Every entry below should be printed exactly, without its images.

[Rows]
+--

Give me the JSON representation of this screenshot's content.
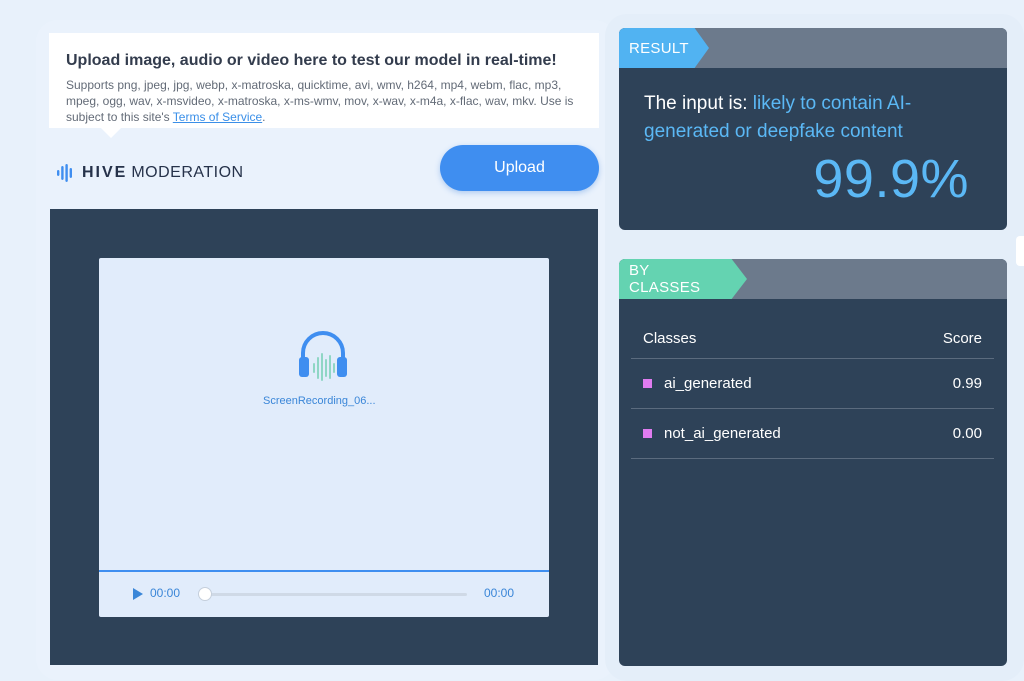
{
  "upload": {
    "title": "Upload image, audio or video here to test our model in real-time!",
    "supports_text": "Supports png, jpeg, jpg, webp, x-matroska, quicktime, avi, wmv, h264, mp4, webm, flac, mp3, mpeg, ogg, wav, x-msvideo, x-matroska, x-ms-wmv, mov, x-wav, x-m4a, x-flac, wav, mkv. Use is subject to this site's ",
    "terms_link": "Terms of Service",
    "terms_suffix": ".",
    "button_label": "Upload"
  },
  "brand": {
    "name_bold": "HIVE",
    "name_rest": "MODERATION",
    "logo_icon": "hive-bars-icon",
    "color": "#3f8ef0"
  },
  "media": {
    "icon": "headphones-icon",
    "filename": "ScreenRecording_06...",
    "current_time": "00:00",
    "duration": "00:00",
    "progress": 0
  },
  "result": {
    "tag": "RESULT",
    "prefix": "The input is: ",
    "verdict": "likely to contain AI-generated or deepfake content",
    "score": "99.9%"
  },
  "classes": {
    "tag": "BY CLASSES",
    "header_class": "Classes",
    "header_score": "Score",
    "rows": [
      {
        "name": "ai_generated",
        "score": "0.99"
      },
      {
        "name": "not_ai_generated",
        "score": "0.00"
      }
    ]
  },
  "colors": {
    "accent": "#3f8ef0",
    "dark_panel": "#2e4258",
    "result_tag": "#51b3f2",
    "classes_tag": "#64d3b1",
    "class_marker": "#e07cf0"
  }
}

+--

[Task output]
Give me the JSON representation of this screenshot's content.
{
  "upload": {
    "title": "Upload image, audio or video here to test our model in real-time!",
    "supports_text": "Supports png, jpeg, jpg, webp, x-matroska, quicktime, avi, wmv, h264, mp4, webm, flac, mp3, mpeg, ogg, wav, x-msvideo, x-matroska, x-ms-wmv, mov, x-wav, x-m4a, x-flac, wav, mkv. Use is subject to this site's ",
    "terms_link": "Terms of Service",
    "terms_suffix": ".",
    "button_label": "Upload"
  },
  "brand": {
    "name_bold": "HIVE",
    "name_rest": "MODERATION",
    "logo_icon": "hive-bars-icon",
    "color": "#3f8ef0"
  },
  "media": {
    "icon": "headphones-icon",
    "filename": "ScreenRecording_06...",
    "current_time": "00:00",
    "duration": "00:00",
    "progress": 0
  },
  "result": {
    "tag": "RESULT",
    "prefix": "The input is: ",
    "verdict": "likely to contain AI-generated or deepfake content",
    "score": "99.9%"
  },
  "classes": {
    "tag": "BY CLASSES",
    "header_class": "Classes",
    "header_score": "Score",
    "rows": [
      {
        "name": "ai_generated",
        "score": "0.99"
      },
      {
        "name": "not_ai_generated",
        "score": "0.00"
      }
    ]
  },
  "colors": {
    "accent": "#3f8ef0",
    "dark_panel": "#2e4258",
    "result_tag": "#51b3f2",
    "classes_tag": "#64d3b1",
    "class_marker": "#e07cf0"
  }
}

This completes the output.